--- WORK INSTRUCTIONS ---
Copy the following lines exactly.

+---+

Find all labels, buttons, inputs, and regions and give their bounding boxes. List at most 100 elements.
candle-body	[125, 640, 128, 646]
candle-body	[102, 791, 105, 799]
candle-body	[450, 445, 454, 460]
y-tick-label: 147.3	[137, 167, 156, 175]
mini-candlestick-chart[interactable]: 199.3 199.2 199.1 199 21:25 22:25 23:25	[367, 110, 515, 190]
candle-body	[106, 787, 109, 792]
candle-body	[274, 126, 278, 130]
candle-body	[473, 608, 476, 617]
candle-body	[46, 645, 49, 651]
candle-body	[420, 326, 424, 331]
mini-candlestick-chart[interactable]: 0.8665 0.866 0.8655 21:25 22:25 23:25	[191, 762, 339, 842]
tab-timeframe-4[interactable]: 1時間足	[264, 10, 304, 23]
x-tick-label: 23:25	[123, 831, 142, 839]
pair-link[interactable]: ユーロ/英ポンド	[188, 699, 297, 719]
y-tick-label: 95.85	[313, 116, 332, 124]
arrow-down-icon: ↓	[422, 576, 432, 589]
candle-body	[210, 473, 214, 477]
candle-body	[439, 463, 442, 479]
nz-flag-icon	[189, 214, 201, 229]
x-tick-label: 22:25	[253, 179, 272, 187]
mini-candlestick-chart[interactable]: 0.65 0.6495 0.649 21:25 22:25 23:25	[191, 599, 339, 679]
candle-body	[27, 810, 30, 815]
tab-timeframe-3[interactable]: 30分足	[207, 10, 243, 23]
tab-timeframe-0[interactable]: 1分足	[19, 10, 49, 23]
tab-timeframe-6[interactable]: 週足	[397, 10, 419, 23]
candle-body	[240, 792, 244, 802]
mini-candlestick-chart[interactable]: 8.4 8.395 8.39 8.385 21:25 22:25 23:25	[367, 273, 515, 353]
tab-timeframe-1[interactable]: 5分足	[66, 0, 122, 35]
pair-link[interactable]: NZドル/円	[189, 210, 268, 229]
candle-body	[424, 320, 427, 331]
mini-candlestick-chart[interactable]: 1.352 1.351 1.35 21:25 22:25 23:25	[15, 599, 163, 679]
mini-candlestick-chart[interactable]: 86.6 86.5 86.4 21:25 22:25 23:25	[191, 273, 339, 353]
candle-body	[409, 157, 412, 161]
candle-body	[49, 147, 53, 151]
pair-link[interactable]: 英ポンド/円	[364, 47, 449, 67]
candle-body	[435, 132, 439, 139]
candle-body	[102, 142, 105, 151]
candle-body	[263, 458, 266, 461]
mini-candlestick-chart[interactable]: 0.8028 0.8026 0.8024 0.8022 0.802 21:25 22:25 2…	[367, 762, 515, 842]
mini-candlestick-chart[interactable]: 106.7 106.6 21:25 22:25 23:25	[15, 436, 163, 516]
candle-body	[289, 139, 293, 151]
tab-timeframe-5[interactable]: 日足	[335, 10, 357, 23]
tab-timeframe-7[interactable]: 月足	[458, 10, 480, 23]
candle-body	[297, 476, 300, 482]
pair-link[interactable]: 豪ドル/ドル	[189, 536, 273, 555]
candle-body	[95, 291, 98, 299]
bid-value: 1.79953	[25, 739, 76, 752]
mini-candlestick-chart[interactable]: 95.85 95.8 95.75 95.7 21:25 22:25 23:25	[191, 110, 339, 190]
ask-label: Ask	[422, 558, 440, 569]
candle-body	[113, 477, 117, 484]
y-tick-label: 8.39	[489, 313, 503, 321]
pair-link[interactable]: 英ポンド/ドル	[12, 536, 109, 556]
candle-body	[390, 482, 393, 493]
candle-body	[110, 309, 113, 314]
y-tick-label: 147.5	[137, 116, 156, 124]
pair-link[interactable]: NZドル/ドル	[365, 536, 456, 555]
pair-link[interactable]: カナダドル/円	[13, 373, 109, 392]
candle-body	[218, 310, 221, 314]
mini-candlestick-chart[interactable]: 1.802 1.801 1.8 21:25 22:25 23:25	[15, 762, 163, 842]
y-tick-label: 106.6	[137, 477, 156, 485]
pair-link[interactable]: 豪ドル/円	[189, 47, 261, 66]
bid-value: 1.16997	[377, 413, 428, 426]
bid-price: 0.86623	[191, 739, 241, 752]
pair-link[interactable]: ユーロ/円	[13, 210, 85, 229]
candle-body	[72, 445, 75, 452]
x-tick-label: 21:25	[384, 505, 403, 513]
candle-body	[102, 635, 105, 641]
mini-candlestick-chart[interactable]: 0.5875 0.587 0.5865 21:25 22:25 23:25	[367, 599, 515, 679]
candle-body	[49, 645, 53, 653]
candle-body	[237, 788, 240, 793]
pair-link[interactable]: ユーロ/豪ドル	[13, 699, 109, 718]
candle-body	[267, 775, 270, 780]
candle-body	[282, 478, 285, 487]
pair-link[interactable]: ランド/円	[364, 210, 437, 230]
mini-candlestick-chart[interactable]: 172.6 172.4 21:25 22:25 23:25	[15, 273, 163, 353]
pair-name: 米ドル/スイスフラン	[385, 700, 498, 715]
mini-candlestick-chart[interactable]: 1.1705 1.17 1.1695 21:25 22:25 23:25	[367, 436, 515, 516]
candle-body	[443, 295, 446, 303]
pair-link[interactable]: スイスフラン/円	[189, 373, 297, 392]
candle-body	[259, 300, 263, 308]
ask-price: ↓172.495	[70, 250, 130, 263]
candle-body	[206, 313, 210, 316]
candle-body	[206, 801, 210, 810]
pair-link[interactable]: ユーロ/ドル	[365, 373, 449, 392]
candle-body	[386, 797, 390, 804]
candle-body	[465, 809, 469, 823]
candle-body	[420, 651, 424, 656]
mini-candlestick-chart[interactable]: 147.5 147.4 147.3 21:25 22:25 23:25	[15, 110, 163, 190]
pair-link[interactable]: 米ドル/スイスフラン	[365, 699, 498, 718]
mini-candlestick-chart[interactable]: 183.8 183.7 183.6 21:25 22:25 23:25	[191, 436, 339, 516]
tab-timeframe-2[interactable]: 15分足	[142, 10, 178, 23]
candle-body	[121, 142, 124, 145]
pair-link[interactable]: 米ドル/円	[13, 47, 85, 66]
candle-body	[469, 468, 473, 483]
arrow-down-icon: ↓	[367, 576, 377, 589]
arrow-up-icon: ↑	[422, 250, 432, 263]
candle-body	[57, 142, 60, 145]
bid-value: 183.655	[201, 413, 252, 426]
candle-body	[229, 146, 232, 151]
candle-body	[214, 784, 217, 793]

+---+

--- RESULT OF THIS TASK ---
Find all labels, buttons, inputs, and regions and give their bounding boxes. List at most 100 elements.
candle-body	[125, 640, 128, 646]
candle-body	[102, 791, 105, 799]
candle-body	[450, 445, 454, 460]
y-tick-label: 147.3	[137, 167, 156, 175]
mini-candlestick-chart[interactable]: 199.3 199.2 199.1 199 21:25 22:25 23:25	[367, 110, 515, 190]
candle-body	[106, 787, 109, 792]
candle-body	[274, 126, 278, 130]
candle-body	[473, 608, 476, 617]
candle-body	[46, 645, 49, 651]
candle-body	[420, 326, 424, 331]
mini-candlestick-chart[interactable]: 0.8665 0.866 0.8655 21:25 22:25 23:25	[191, 762, 339, 842]
tab-timeframe-4[interactable]: 1時間足	[264, 10, 304, 23]
x-tick-label: 23:25	[123, 831, 142, 839]
pair-link[interactable]: ユーロ/英ポンド	[188, 699, 297, 719]
y-tick-label: 95.85	[313, 116, 332, 124]
arrow-down-icon: ↓	[422, 576, 432, 589]
candle-body	[210, 473, 214, 477]
candle-body	[439, 463, 442, 479]
nz-flag-icon	[189, 214, 201, 229]
x-tick-label: 22:25	[253, 179, 272, 187]
mini-candlestick-chart[interactable]: 0.65 0.6495 0.649 21:25 22:25 23:25	[191, 599, 339, 679]
candle-body	[27, 810, 30, 815]
tab-timeframe-3[interactable]: 30分足	[207, 10, 243, 23]
tab-timeframe-0[interactable]: 1分足	[19, 10, 49, 23]
tab-timeframe-6[interactable]: 週足	[397, 10, 419, 23]
candle-body	[240, 792, 244, 802]
mini-candlestick-chart[interactable]: 8.4 8.395 8.39 8.385 21:25 22:25 23:25	[367, 273, 515, 353]
tab-timeframe-1[interactable]: 5分足	[66, 0, 122, 35]
pair-link[interactable]: NZドル/円	[189, 210, 268, 229]
candle-body	[424, 320, 427, 331]
mini-candlestick-chart[interactable]: 1.352 1.351 1.35 21:25 22:25 23:25	[15, 599, 163, 679]
mini-candlestick-chart[interactable]: 86.6 86.5 86.4 21:25 22:25 23:25	[191, 273, 339, 353]
candle-body	[409, 157, 412, 161]
candle-body	[49, 147, 53, 151]
pair-link[interactable]: 英ポンド/円	[364, 47, 449, 67]
candle-body	[435, 132, 439, 139]
candle-body	[102, 142, 105, 151]
candle-body	[263, 458, 266, 461]
mini-candlestick-chart[interactable]: 0.8028 0.8026 0.8024 0.8022 0.802 21:25 22:25 2…	[367, 762, 515, 842]
mini-candlestick-chart[interactable]: 106.7 106.6 21:25 22:25 23:25	[15, 436, 163, 516]
candle-body	[289, 139, 293, 151]
tab-timeframe-5[interactable]: 日足	[335, 10, 357, 23]
tab-timeframe-7[interactable]: 月足	[458, 10, 480, 23]
candle-body	[297, 476, 300, 482]
pair-link[interactable]: 豪ドル/ドル	[189, 536, 273, 555]
candle-body	[95, 291, 98, 299]
bid-value: 1.79953	[25, 739, 76, 752]
mini-candlestick-chart[interactable]: 95.85 95.8 95.75 95.7 21:25 22:25 23:25	[191, 110, 339, 190]
ask-label: Ask	[422, 558, 440, 569]
candle-body	[113, 477, 117, 484]
y-tick-label: 8.39	[489, 313, 503, 321]
pair-link[interactable]: 英ポンド/ドル	[12, 536, 109, 556]
candle-body	[390, 482, 393, 493]
candle-body	[110, 309, 113, 314]
y-tick-label: 147.5	[137, 116, 156, 124]
pair-link[interactable]: NZドル/ドル	[365, 536, 456, 555]
pair-link[interactable]: カナダドル/円	[13, 373, 109, 392]
candle-body	[218, 310, 221, 314]
mini-candlestick-chart[interactable]: 1.802 1.801 1.8 21:25 22:25 23:25	[15, 762, 163, 842]
y-tick-label: 106.6	[137, 477, 156, 485]
pair-link[interactable]: 豪ドル/円	[189, 47, 261, 66]
bid-value: 1.16997	[377, 413, 428, 426]
bid-price: 0.86623	[191, 739, 241, 752]
pair-link[interactable]: ユーロ/円	[13, 210, 85, 229]
candle-body	[72, 445, 75, 452]
x-tick-label: 21:25	[384, 505, 403, 513]
candle-body	[102, 635, 105, 641]
mini-candlestick-chart[interactable]: 0.5875 0.587 0.5865 21:25 22:25 23:25	[367, 599, 515, 679]
candle-body	[49, 645, 53, 653]
candle-body	[237, 788, 240, 793]
pair-link[interactable]: ユーロ/豪ドル	[13, 699, 109, 718]
candle-body	[267, 775, 270, 780]
candle-body	[282, 478, 285, 487]
pair-link[interactable]: ランド/円	[364, 210, 437, 230]
mini-candlestick-chart[interactable]: 172.6 172.4 21:25 22:25 23:25	[15, 273, 163, 353]
pair-name: 米ドル/スイスフラン	[385, 700, 498, 715]
mini-candlestick-chart[interactable]: 1.1705 1.17 1.1695 21:25 22:25 23:25	[367, 436, 515, 516]
candle-body	[443, 295, 446, 303]
pair-link[interactable]: スイスフラン/円	[189, 373, 297, 392]
candle-body	[259, 300, 263, 308]
ask-price: ↓172.495	[70, 250, 130, 263]
candle-body	[206, 313, 210, 316]
candle-body	[206, 801, 210, 810]
pair-link[interactable]: ユーロ/ドル	[365, 373, 449, 392]
candle-body	[386, 797, 390, 804]
candle-body	[465, 809, 469, 823]
candle-body	[420, 651, 424, 656]
mini-candlestick-chart[interactable]: 147.5 147.4 147.3 21:25 22:25 23:25	[15, 110, 163, 190]
pair-link[interactable]: 米ドル/スイスフラン	[365, 699, 498, 718]
mini-candlestick-chart[interactable]: 183.8 183.7 183.6 21:25 22:25 23:25	[191, 436, 339, 516]
tab-timeframe-2[interactable]: 15分足	[142, 10, 178, 23]
candle-body	[121, 142, 124, 145]
pair-link[interactable]: 米ドル/円	[13, 47, 85, 66]
candle-body	[469, 468, 473, 483]
arrow-down-icon: ↓	[367, 576, 377, 589]
arrow-up-icon: ↑	[422, 250, 432, 263]
candle-body	[57, 142, 60, 145]
bid-value: 183.655	[201, 413, 252, 426]
candle-body	[229, 146, 232, 151]
candle-body	[214, 784, 217, 793]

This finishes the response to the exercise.